**** Data shown ****

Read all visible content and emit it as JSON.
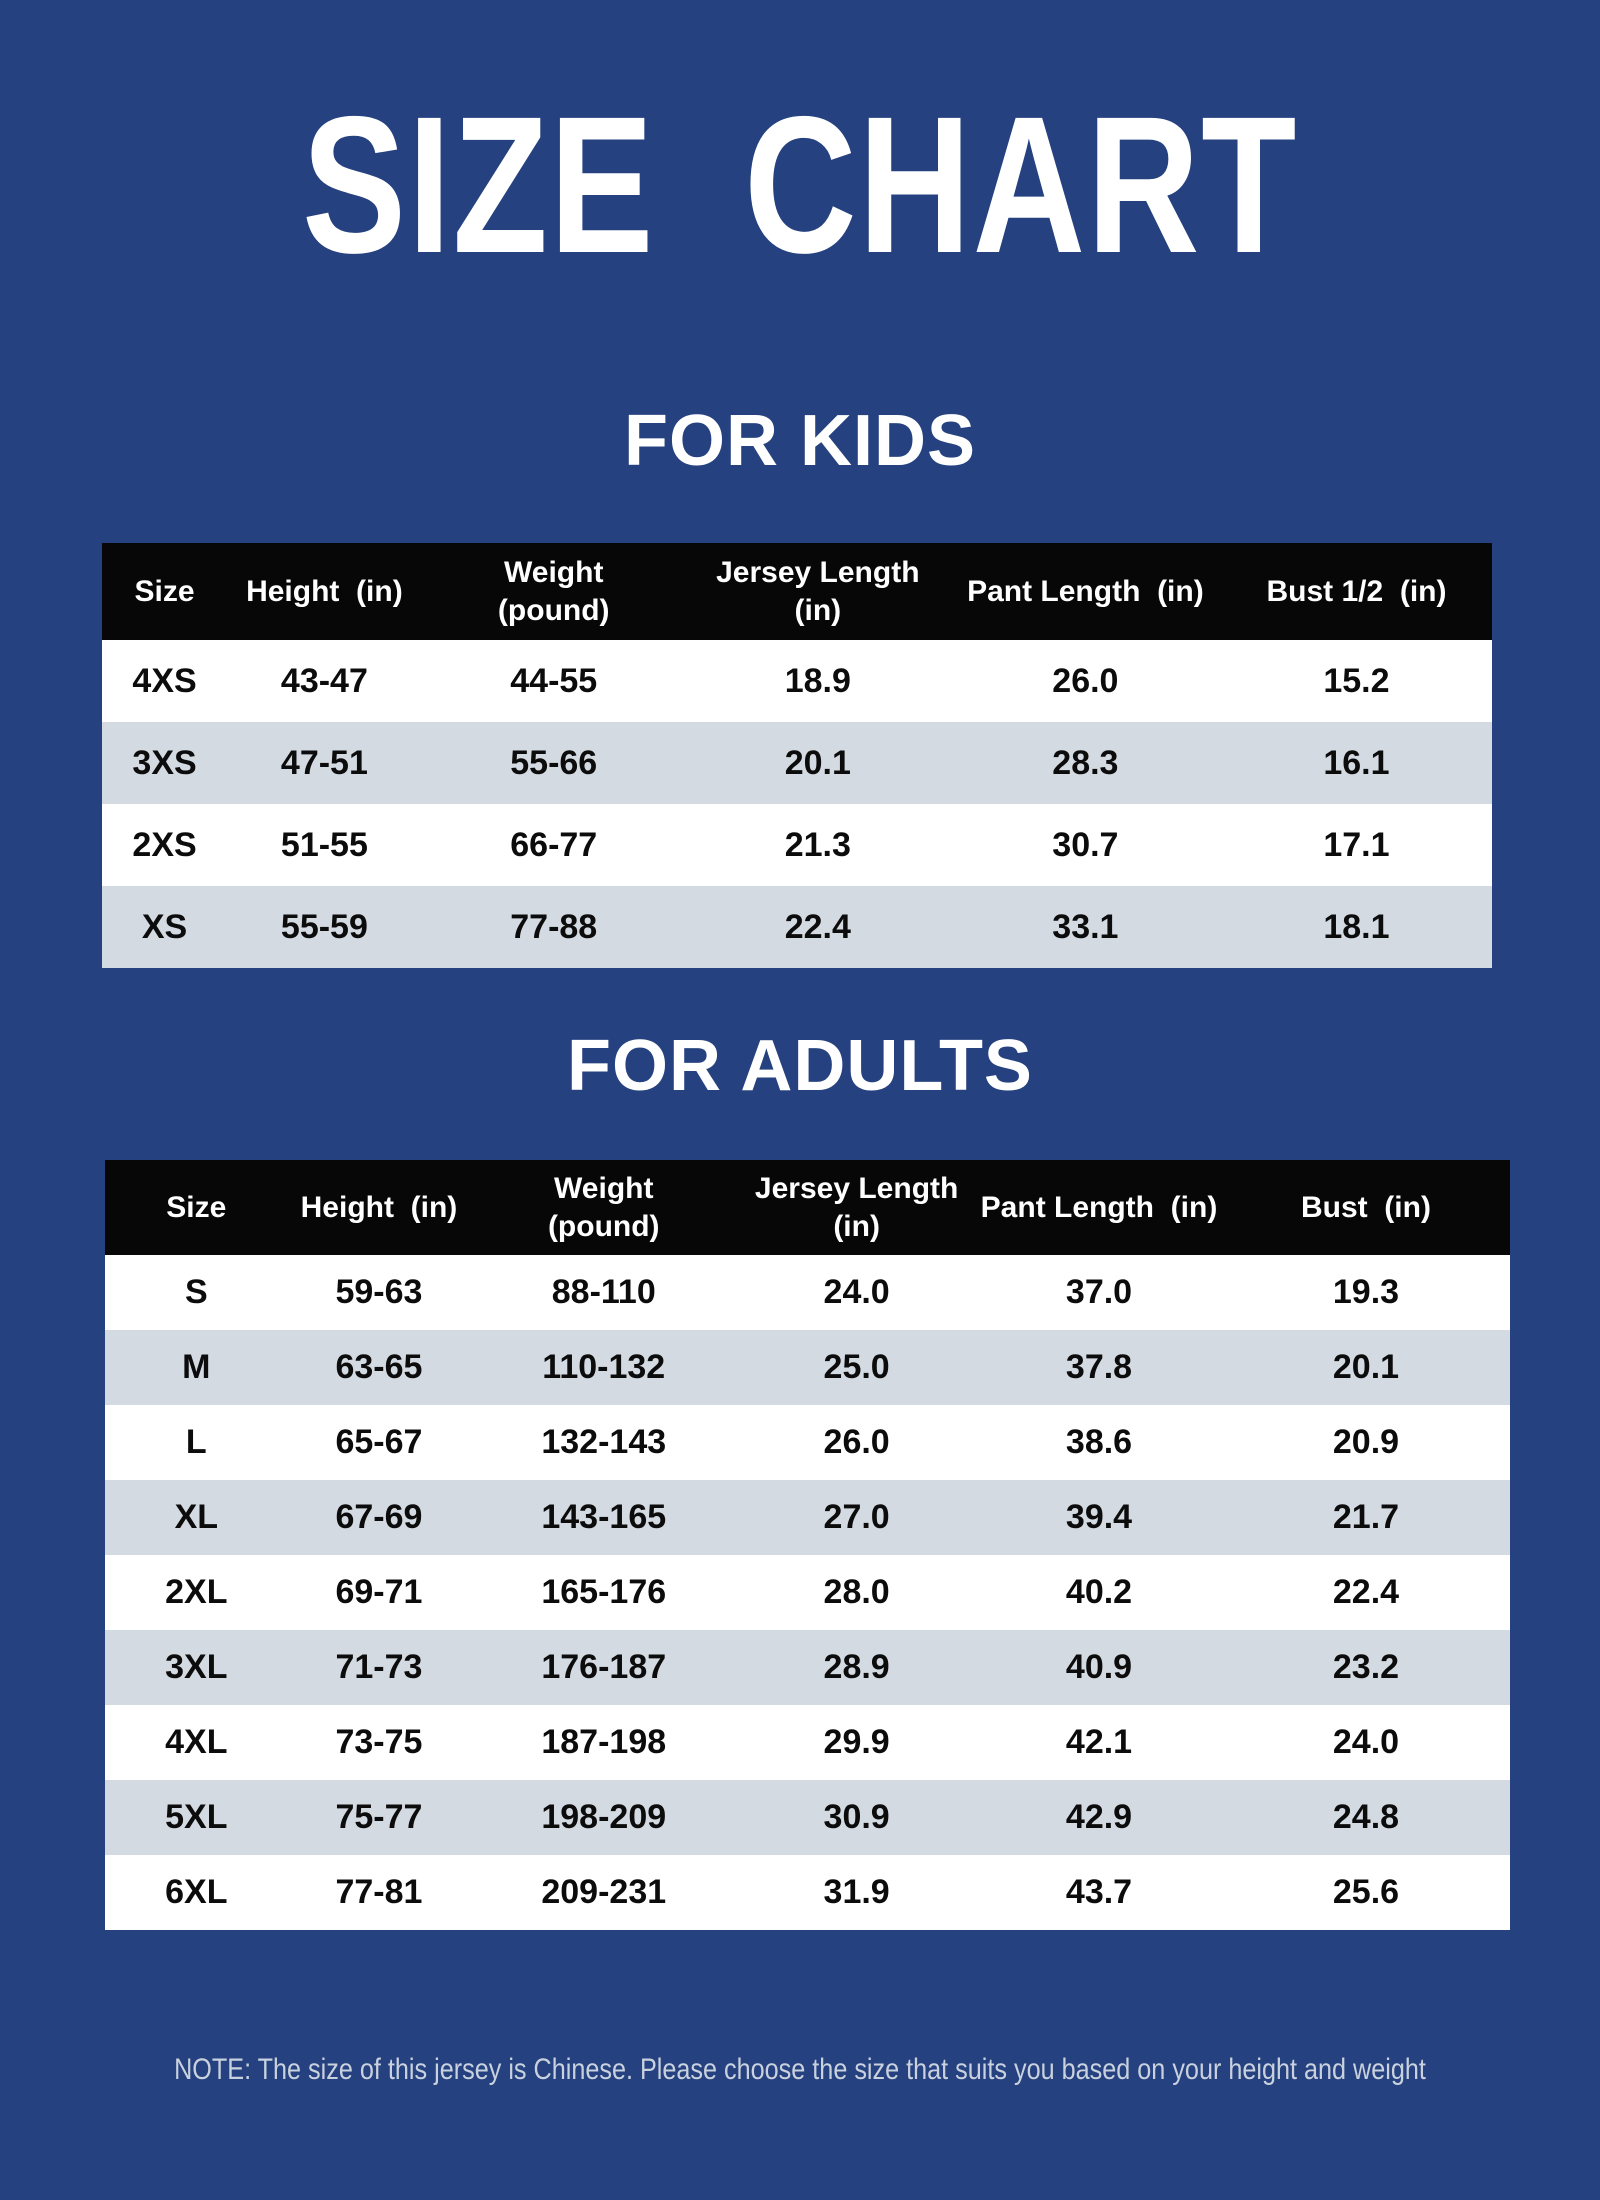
{
  "page": {
    "title": "SIZE CHART",
    "note": "NOTE: The size of this jersey is Chinese. Please choose the size that suits you based on your height and weight",
    "colors": {
      "background": "#25417F",
      "table_header_bg": "#070707",
      "table_header_text": "#FFFFFF",
      "row_white": "#FFFFFF",
      "row_alt_gray": "#D4DAE2",
      "cell_text": "#0C0C0C",
      "note_text": "#C8D1DD",
      "title_text": "#FFFFFF"
    }
  },
  "kids_section": {
    "heading": "FOR KIDS",
    "table": {
      "columns": [
        "Size",
        "Height  (in)",
        "Weight\n(pound)",
        "Jersey Length\n(in)",
        "Pant Length  (in)",
        "Bust 1/2  (in)"
      ],
      "rows": [
        [
          "4XS",
          "43-47",
          "44-55",
          "18.9",
          "26.0",
          "15.2"
        ],
        [
          "3XS",
          "47-51",
          "55-66",
          "20.1",
          "28.3",
          "16.1"
        ],
        [
          "2XS",
          "51-55",
          "66-77",
          "21.3",
          "30.7",
          "17.1"
        ],
        [
          "XS",
          "55-59",
          "77-88",
          "22.4",
          "33.1",
          "18.1"
        ]
      ]
    }
  },
  "adults_section": {
    "heading": "FOR ADULTS",
    "table": {
      "columns": [
        "Size",
        "Height  (in)",
        "Weight\n(pound)",
        "Jersey Length\n(in)",
        "Pant Length  (in)",
        "Bust  (in)"
      ],
      "rows": [
        [
          "S",
          "59-63",
          "88-110",
          "24.0",
          "37.0",
          "19.3"
        ],
        [
          "M",
          "63-65",
          "110-132",
          "25.0",
          "37.8",
          "20.1"
        ],
        [
          "L",
          "65-67",
          "132-143",
          "26.0",
          "38.6",
          "20.9"
        ],
        [
          "XL",
          "67-69",
          "143-165",
          "27.0",
          "39.4",
          "21.7"
        ],
        [
          "2XL",
          "69-71",
          "165-176",
          "28.0",
          "40.2",
          "22.4"
        ],
        [
          "3XL",
          "71-73",
          "176-187",
          "28.9",
          "40.9",
          "23.2"
        ],
        [
          "4XL",
          "73-75",
          "187-198",
          "29.9",
          "42.1",
          "24.0"
        ],
        [
          "5XL",
          "75-77",
          "198-209",
          "30.9",
          "42.9",
          "24.8"
        ],
        [
          "6XL",
          "77-81",
          "209-231",
          "31.9",
          "43.7",
          "25.6"
        ]
      ]
    }
  }
}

****

■ Task requirements ■
Write out again every line above exactly as given; the pictures do not belong in the copy.

■ Answer to this problem ■
Read all visible content and emit it as JSON.
{
  "page": {
    "title": "SIZE CHART",
    "note": "NOTE: The size of this jersey is Chinese. Please choose the size that suits you based on your height and weight",
    "colors": {
      "background": "#25417F",
      "table_header_bg": "#070707",
      "table_header_text": "#FFFFFF",
      "row_white": "#FFFFFF",
      "row_alt_gray": "#D4DAE2",
      "cell_text": "#0C0C0C",
      "note_text": "#C8D1DD",
      "title_text": "#FFFFFF"
    }
  },
  "kids_section": {
    "heading": "FOR KIDS",
    "table": {
      "columns": [
        "Size",
        "Height  (in)",
        "Weight\n(pound)",
        "Jersey Length\n(in)",
        "Pant Length  (in)",
        "Bust 1/2  (in)"
      ],
      "rows": [
        [
          "4XS",
          "43-47",
          "44-55",
          "18.9",
          "26.0",
          "15.2"
        ],
        [
          "3XS",
          "47-51",
          "55-66",
          "20.1",
          "28.3",
          "16.1"
        ],
        [
          "2XS",
          "51-55",
          "66-77",
          "21.3",
          "30.7",
          "17.1"
        ],
        [
          "XS",
          "55-59",
          "77-88",
          "22.4",
          "33.1",
          "18.1"
        ]
      ]
    }
  },
  "adults_section": {
    "heading": "FOR ADULTS",
    "table": {
      "columns": [
        "Size",
        "Height  (in)",
        "Weight\n(pound)",
        "Jersey Length\n(in)",
        "Pant Length  (in)",
        "Bust  (in)"
      ],
      "rows": [
        [
          "S",
          "59-63",
          "88-110",
          "24.0",
          "37.0",
          "19.3"
        ],
        [
          "M",
          "63-65",
          "110-132",
          "25.0",
          "37.8",
          "20.1"
        ],
        [
          "L",
          "65-67",
          "132-143",
          "26.0",
          "38.6",
          "20.9"
        ],
        [
          "XL",
          "67-69",
          "143-165",
          "27.0",
          "39.4",
          "21.7"
        ],
        [
          "2XL",
          "69-71",
          "165-176",
          "28.0",
          "40.2",
          "22.4"
        ],
        [
          "3XL",
          "71-73",
          "176-187",
          "28.9",
          "40.9",
          "23.2"
        ],
        [
          "4XL",
          "73-75",
          "187-198",
          "29.9",
          "42.1",
          "24.0"
        ],
        [
          "5XL",
          "75-77",
          "198-209",
          "30.9",
          "42.9",
          "24.8"
        ],
        [
          "6XL",
          "77-81",
          "209-231",
          "31.9",
          "43.7",
          "25.6"
        ]
      ]
    }
  }
}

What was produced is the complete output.